* _TASK_
Give back every line exactly as it appears, pictures excluded.

* _DATASET_
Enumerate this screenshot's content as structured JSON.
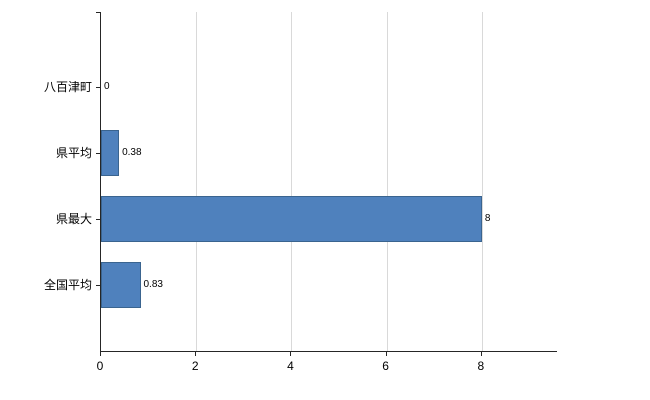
{
  "chart_data": {
    "type": "bar",
    "orientation": "horizontal",
    "title": "",
    "categories": [
      "八百津町",
      "県平均",
      "県最大",
      "全国平均"
    ],
    "values": [
      0,
      0.38,
      8,
      0.83
    ],
    "data_labels": [
      "0",
      "0.38",
      "8",
      "0.83"
    ],
    "x_ticks": [
      "0",
      "2",
      "4",
      "6",
      "8"
    ],
    "x_tick_values": [
      0,
      2,
      4,
      6,
      8
    ],
    "xlim": [
      0,
      9.6
    ],
    "grid": true,
    "legend": false,
    "colors": {
      "bar_fill": "#4f81bd",
      "bar_border": "#3a648f",
      "gridline": "#d9d9d9",
      "axis": "#262626",
      "text": "#000000",
      "background": "#ffffff"
    }
  }
}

* _TASK SOLUTION_
Enumerate this screenshot's content as structured JSON.
{
  "chart_data": {
    "type": "bar",
    "orientation": "horizontal",
    "title": "",
    "categories": [
      "八百津町",
      "県平均",
      "県最大",
      "全国平均"
    ],
    "values": [
      0,
      0.38,
      8,
      0.83
    ],
    "data_labels": [
      "0",
      "0.38",
      "8",
      "0.83"
    ],
    "x_ticks": [
      "0",
      "2",
      "4",
      "6",
      "8"
    ],
    "x_tick_values": [
      0,
      2,
      4,
      6,
      8
    ],
    "xlim": [
      0,
      9.6
    ],
    "grid": true,
    "legend": false,
    "colors": {
      "bar_fill": "#4f81bd",
      "bar_border": "#3a648f",
      "gridline": "#d9d9d9",
      "axis": "#262626",
      "text": "#000000",
      "background": "#ffffff"
    }
  }
}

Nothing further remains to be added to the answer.